DATA SUPPLIED:

────────────────────────────────────────

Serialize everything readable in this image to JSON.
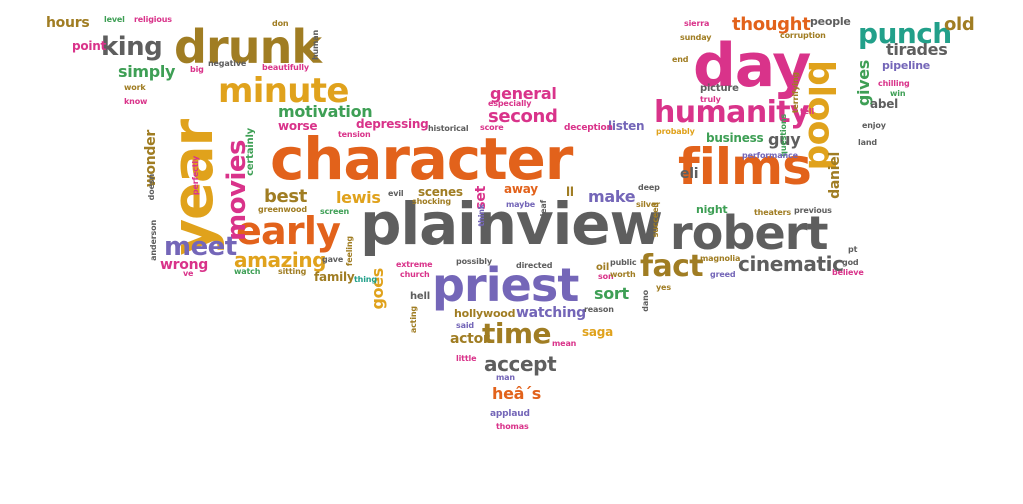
{
  "palette": {
    "orange": "#E2621B",
    "grey": "#5E5E5E",
    "purple": "#7466B8",
    "olive": "#A07D23",
    "magenta": "#D9338A",
    "green": "#3E9F55",
    "gold": "#E0A21C",
    "teal": "#22A08A"
  },
  "words": [
    {
      "text": "character",
      "color": "orange"
    },
    {
      "text": "plainview",
      "color": "grey"
    },
    {
      "text": "robert",
      "color": "grey"
    },
    {
      "text": "films",
      "color": "orange"
    },
    {
      "text": "day",
      "color": "magenta"
    },
    {
      "text": "priest",
      "color": "purple"
    },
    {
      "text": "year",
      "color": "gold"
    },
    {
      "text": "drunk",
      "color": "olive"
    },
    {
      "text": "blood",
      "color": "gold"
    },
    {
      "text": "minute",
      "color": "gold"
    },
    {
      "text": "early",
      "color": "orange"
    },
    {
      "text": "humanity",
      "color": "magenta"
    },
    {
      "text": "punch",
      "color": "teal"
    },
    {
      "text": "fact",
      "color": "olive"
    },
    {
      "text": "movies",
      "color": "magenta"
    },
    {
      "text": "king",
      "color": "grey"
    },
    {
      "text": "time",
      "color": "olive"
    },
    {
      "text": "meet",
      "color": "purple"
    },
    {
      "text": "thought",
      "color": "orange"
    },
    {
      "text": "amazing",
      "color": "gold"
    },
    {
      "text": "cinematic",
      "color": "grey"
    },
    {
      "text": "general",
      "color": "magenta"
    },
    {
      "text": "second",
      "color": "magenta"
    },
    {
      "text": "motivation",
      "color": "green"
    },
    {
      "text": "simply",
      "color": "green"
    },
    {
      "text": "best",
      "color": "olive"
    },
    {
      "text": "lewis",
      "color": "gold"
    },
    {
      "text": "gives",
      "color": "green"
    },
    {
      "text": "accept",
      "color": "grey"
    },
    {
      "text": "hours",
      "color": "olive"
    },
    {
      "text": "old",
      "color": "olive"
    },
    {
      "text": "tirades",
      "color": "grey"
    },
    {
      "text": "guy",
      "color": "grey"
    },
    {
      "text": "eli",
      "color": "grey"
    },
    {
      "text": "make",
      "color": "purple"
    },
    {
      "text": "wonder",
      "color": "olive"
    },
    {
      "text": "depressing",
      "color": "magenta"
    },
    {
      "text": "watching",
      "color": "purple"
    },
    {
      "text": "goes",
      "color": "gold"
    },
    {
      "text": "sort",
      "color": "green"
    },
    {
      "text": "wrong",
      "color": "magenta"
    },
    {
      "text": "heâ´s",
      "color": "orange"
    },
    {
      "text": "saga",
      "color": "gold"
    },
    {
      "text": "actor",
      "color": "olive"
    },
    {
      "text": "daniel",
      "color": "olive"
    },
    {
      "text": "business",
      "color": "green"
    },
    {
      "text": "family",
      "color": "olive"
    },
    {
      "text": "people",
      "color": "grey"
    },
    {
      "text": "pipeline",
      "color": "purple"
    },
    {
      "text": "picture",
      "color": "grey"
    },
    {
      "text": "abel",
      "color": "grey"
    },
    {
      "text": "set",
      "color": "magenta"
    },
    {
      "text": "away",
      "color": "orange"
    },
    {
      "text": "ll",
      "color": "olive"
    },
    {
      "text": "scenes",
      "color": "olive"
    },
    {
      "text": "listen",
      "color": "purple"
    },
    {
      "text": "point",
      "color": "magenta"
    },
    {
      "text": "worse",
      "color": "magenta"
    },
    {
      "text": "hollywood",
      "color": "olive"
    },
    {
      "text": "night",
      "color": "green"
    },
    {
      "text": "certainly",
      "color": "green"
    },
    {
      "text": "deception",
      "color": "magenta"
    },
    {
      "text": "historical",
      "color": "grey"
    },
    {
      "text": "score",
      "color": "magenta"
    },
    {
      "text": "especially",
      "color": "magenta"
    },
    {
      "text": "tension",
      "color": "magenta"
    },
    {
      "text": "evil",
      "color": "grey"
    },
    {
      "text": "shocking",
      "color": "olive"
    },
    {
      "text": "greenwood",
      "color": "olive"
    },
    {
      "text": "screen",
      "color": "green"
    },
    {
      "text": "feeling",
      "color": "olive"
    },
    {
      "text": "watch",
      "color": "green"
    },
    {
      "text": "sitting",
      "color": "olive"
    },
    {
      "text": "gave",
      "color": "grey"
    },
    {
      "text": "thing",
      "color": "teal"
    },
    {
      "text": "extreme",
      "color": "magenta"
    },
    {
      "text": "church",
      "color": "magenta"
    },
    {
      "text": "possibly",
      "color": "grey"
    },
    {
      "text": "directed",
      "color": "grey"
    },
    {
      "text": "hell",
      "color": "grey"
    },
    {
      "text": "oil",
      "color": "olive"
    },
    {
      "text": "public",
      "color": "grey"
    },
    {
      "text": "son",
      "color": "magenta"
    },
    {
      "text": "worth",
      "color": "olive"
    },
    {
      "text": "magnolia",
      "color": "olive"
    },
    {
      "text": "greed",
      "color": "purple"
    },
    {
      "text": "said",
      "color": "purple"
    },
    {
      "text": "mean",
      "color": "magenta"
    },
    {
      "text": "little",
      "color": "magenta"
    },
    {
      "text": "man",
      "color": "purple"
    },
    {
      "text": "applaud",
      "color": "purple"
    },
    {
      "text": "thomas",
      "color": "magenta"
    },
    {
      "text": "reason",
      "color": "grey"
    },
    {
      "text": "acting",
      "color": "olive"
    },
    {
      "text": "level",
      "color": "green"
    },
    {
      "text": "religious",
      "color": "magenta"
    },
    {
      "text": "don",
      "color": "olive"
    },
    {
      "text": "human",
      "color": "grey"
    },
    {
      "text": "beautifully",
      "color": "magenta"
    },
    {
      "text": "negative",
      "color": "grey"
    },
    {
      "text": "big",
      "color": "magenta"
    },
    {
      "text": "work",
      "color": "olive"
    },
    {
      "text": "know",
      "color": "magenta"
    },
    {
      "text": "doesn",
      "color": "grey"
    },
    {
      "text": "perfectly",
      "color": "magenta"
    },
    {
      "text": "anderson",
      "color": "grey"
    },
    {
      "text": "ve",
      "color": "magenta"
    },
    {
      "text": "sierra",
      "color": "magenta"
    },
    {
      "text": "sunday",
      "color": "olive"
    },
    {
      "text": "corruption",
      "color": "olive"
    },
    {
      "text": "end",
      "color": "olive"
    },
    {
      "text": "truly",
      "color": "magenta"
    },
    {
      "text": "probably",
      "color": "gold"
    },
    {
      "text": "terrifying",
      "color": "olive"
    },
    {
      "text": "tell",
      "color": "magenta"
    },
    {
      "text": "questions",
      "color": "green"
    },
    {
      "text": "chilling",
      "color": "magenta"
    },
    {
      "text": "win",
      "color": "green"
    },
    {
      "text": "enjoy",
      "color": "grey"
    },
    {
      "text": "land",
      "color": "grey"
    },
    {
      "text": "performance",
      "color": "purple"
    },
    {
      "text": "theaters",
      "color": "olive"
    },
    {
      "text": "previous",
      "color": "grey"
    },
    {
      "text": "deep",
      "color": "grey"
    },
    {
      "text": "silver",
      "color": "olive"
    },
    {
      "text": "succeed",
      "color": "olive"
    },
    {
      "text": "think",
      "color": "purple"
    },
    {
      "text": "maybe",
      "color": "purple"
    },
    {
      "text": "deaf",
      "color": "grey"
    },
    {
      "text": "pt",
      "color": "grey"
    },
    {
      "text": "god",
      "color": "grey"
    },
    {
      "text": "believe",
      "color": "magenta"
    },
    {
      "text": "dano",
      "color": "grey"
    },
    {
      "text": "yes",
      "color": "olive"
    }
  ]
}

────────────────────────────────────────

STATED EXERCISE:
Leave the pictures out and output the rest of the listing exactly.

COMPLETE RESPONSE:
Serialize everything readable in this image to JSON.
{
  "palette": {
    "orange": "#E2621B",
    "grey": "#5E5E5E",
    "purple": "#7466B8",
    "olive": "#A07D23",
    "magenta": "#D9338A",
    "green": "#3E9F55",
    "gold": "#E0A21C",
    "teal": "#22A08A"
  },
  "words": [
    {
      "text": "character",
      "color": "orange"
    },
    {
      "text": "plainview",
      "color": "grey"
    },
    {
      "text": "robert",
      "color": "grey"
    },
    {
      "text": "films",
      "color": "orange"
    },
    {
      "text": "day",
      "color": "magenta"
    },
    {
      "text": "priest",
      "color": "purple"
    },
    {
      "text": "year",
      "color": "gold"
    },
    {
      "text": "drunk",
      "color": "olive"
    },
    {
      "text": "blood",
      "color": "gold"
    },
    {
      "text": "minute",
      "color": "gold"
    },
    {
      "text": "early",
      "color": "orange"
    },
    {
      "text": "humanity",
      "color": "magenta"
    },
    {
      "text": "punch",
      "color": "teal"
    },
    {
      "text": "fact",
      "color": "olive"
    },
    {
      "text": "movies",
      "color": "magenta"
    },
    {
      "text": "king",
      "color": "grey"
    },
    {
      "text": "time",
      "color": "olive"
    },
    {
      "text": "meet",
      "color": "purple"
    },
    {
      "text": "thought",
      "color": "orange"
    },
    {
      "text": "amazing",
      "color": "gold"
    },
    {
      "text": "cinematic",
      "color": "grey"
    },
    {
      "text": "general",
      "color": "magenta"
    },
    {
      "text": "second",
      "color": "magenta"
    },
    {
      "text": "motivation",
      "color": "green"
    },
    {
      "text": "simply",
      "color": "green"
    },
    {
      "text": "best",
      "color": "olive"
    },
    {
      "text": "lewis",
      "color": "gold"
    },
    {
      "text": "gives",
      "color": "green"
    },
    {
      "text": "accept",
      "color": "grey"
    },
    {
      "text": "hours",
      "color": "olive"
    },
    {
      "text": "old",
      "color": "olive"
    },
    {
      "text": "tirades",
      "color": "grey"
    },
    {
      "text": "guy",
      "color": "grey"
    },
    {
      "text": "eli",
      "color": "grey"
    },
    {
      "text": "make",
      "color": "purple"
    },
    {
      "text": "wonder",
      "color": "olive"
    },
    {
      "text": "depressing",
      "color": "magenta"
    },
    {
      "text": "watching",
      "color": "purple"
    },
    {
      "text": "goes",
      "color": "gold"
    },
    {
      "text": "sort",
      "color": "green"
    },
    {
      "text": "wrong",
      "color": "magenta"
    },
    {
      "text": "heâ´s",
      "color": "orange"
    },
    {
      "text": "saga",
      "color": "gold"
    },
    {
      "text": "actor",
      "color": "olive"
    },
    {
      "text": "daniel",
      "color": "olive"
    },
    {
      "text": "business",
      "color": "green"
    },
    {
      "text": "family",
      "color": "olive"
    },
    {
      "text": "people",
      "color": "grey"
    },
    {
      "text": "pipeline",
      "color": "purple"
    },
    {
      "text": "picture",
      "color": "grey"
    },
    {
      "text": "abel",
      "color": "grey"
    },
    {
      "text": "set",
      "color": "magenta"
    },
    {
      "text": "away",
      "color": "orange"
    },
    {
      "text": "ll",
      "color": "olive"
    },
    {
      "text": "scenes",
      "color": "olive"
    },
    {
      "text": "listen",
      "color": "purple"
    },
    {
      "text": "point",
      "color": "magenta"
    },
    {
      "text": "worse",
      "color": "magenta"
    },
    {
      "text": "hollywood",
      "color": "olive"
    },
    {
      "text": "night",
      "color": "green"
    },
    {
      "text": "certainly",
      "color": "green"
    },
    {
      "text": "deception",
      "color": "magenta"
    },
    {
      "text": "historical",
      "color": "grey"
    },
    {
      "text": "score",
      "color": "magenta"
    },
    {
      "text": "especially",
      "color": "magenta"
    },
    {
      "text": "tension",
      "color": "magenta"
    },
    {
      "text": "evil",
      "color": "grey"
    },
    {
      "text": "shocking",
      "color": "olive"
    },
    {
      "text": "greenwood",
      "color": "olive"
    },
    {
      "text": "screen",
      "color": "green"
    },
    {
      "text": "feeling",
      "color": "olive"
    },
    {
      "text": "watch",
      "color": "green"
    },
    {
      "text": "sitting",
      "color": "olive"
    },
    {
      "text": "gave",
      "color": "grey"
    },
    {
      "text": "thing",
      "color": "teal"
    },
    {
      "text": "extreme",
      "color": "magenta"
    },
    {
      "text": "church",
      "color": "magenta"
    },
    {
      "text": "possibly",
      "color": "grey"
    },
    {
      "text": "directed",
      "color": "grey"
    },
    {
      "text": "hell",
      "color": "grey"
    },
    {
      "text": "oil",
      "color": "olive"
    },
    {
      "text": "public",
      "color": "grey"
    },
    {
      "text": "son",
      "color": "magenta"
    },
    {
      "text": "worth",
      "color": "olive"
    },
    {
      "text": "magnolia",
      "color": "olive"
    },
    {
      "text": "greed",
      "color": "purple"
    },
    {
      "text": "said",
      "color": "purple"
    },
    {
      "text": "mean",
      "color": "magenta"
    },
    {
      "text": "little",
      "color": "magenta"
    },
    {
      "text": "man",
      "color": "purple"
    },
    {
      "text": "applaud",
      "color": "purple"
    },
    {
      "text": "thomas",
      "color": "magenta"
    },
    {
      "text": "reason",
      "color": "grey"
    },
    {
      "text": "acting",
      "color": "olive"
    },
    {
      "text": "level",
      "color": "green"
    },
    {
      "text": "religious",
      "color": "magenta"
    },
    {
      "text": "don",
      "color": "olive"
    },
    {
      "text": "human",
      "color": "grey"
    },
    {
      "text": "beautifully",
      "color": "magenta"
    },
    {
      "text": "negative",
      "color": "grey"
    },
    {
      "text": "big",
      "color": "magenta"
    },
    {
      "text": "work",
      "color": "olive"
    },
    {
      "text": "know",
      "color": "magenta"
    },
    {
      "text": "doesn",
      "color": "grey"
    },
    {
      "text": "perfectly",
      "color": "magenta"
    },
    {
      "text": "anderson",
      "color": "grey"
    },
    {
      "text": "ve",
      "color": "magenta"
    },
    {
      "text": "sierra",
      "color": "magenta"
    },
    {
      "text": "sunday",
      "color": "olive"
    },
    {
      "text": "corruption",
      "color": "olive"
    },
    {
      "text": "end",
      "color": "olive"
    },
    {
      "text": "truly",
      "color": "magenta"
    },
    {
      "text": "probably",
      "color": "gold"
    },
    {
      "text": "terrifying",
      "color": "olive"
    },
    {
      "text": "tell",
      "color": "magenta"
    },
    {
      "text": "questions",
      "color": "green"
    },
    {
      "text": "chilling",
      "color": "magenta"
    },
    {
      "text": "win",
      "color": "green"
    },
    {
      "text": "enjoy",
      "color": "grey"
    },
    {
      "text": "land",
      "color": "grey"
    },
    {
      "text": "performance",
      "color": "purple"
    },
    {
      "text": "theaters",
      "color": "olive"
    },
    {
      "text": "previous",
      "color": "grey"
    },
    {
      "text": "deep",
      "color": "grey"
    },
    {
      "text": "silver",
      "color": "olive"
    },
    {
      "text": "succeed",
      "color": "olive"
    },
    {
      "text": "think",
      "color": "purple"
    },
    {
      "text": "maybe",
      "color": "purple"
    },
    {
      "text": "deaf",
      "color": "grey"
    },
    {
      "text": "pt",
      "color": "grey"
    },
    {
      "text": "god",
      "color": "grey"
    },
    {
      "text": "believe",
      "color": "magenta"
    },
    {
      "text": "dano",
      "color": "grey"
    },
    {
      "text": "yes",
      "color": "olive"
    }
  ]
}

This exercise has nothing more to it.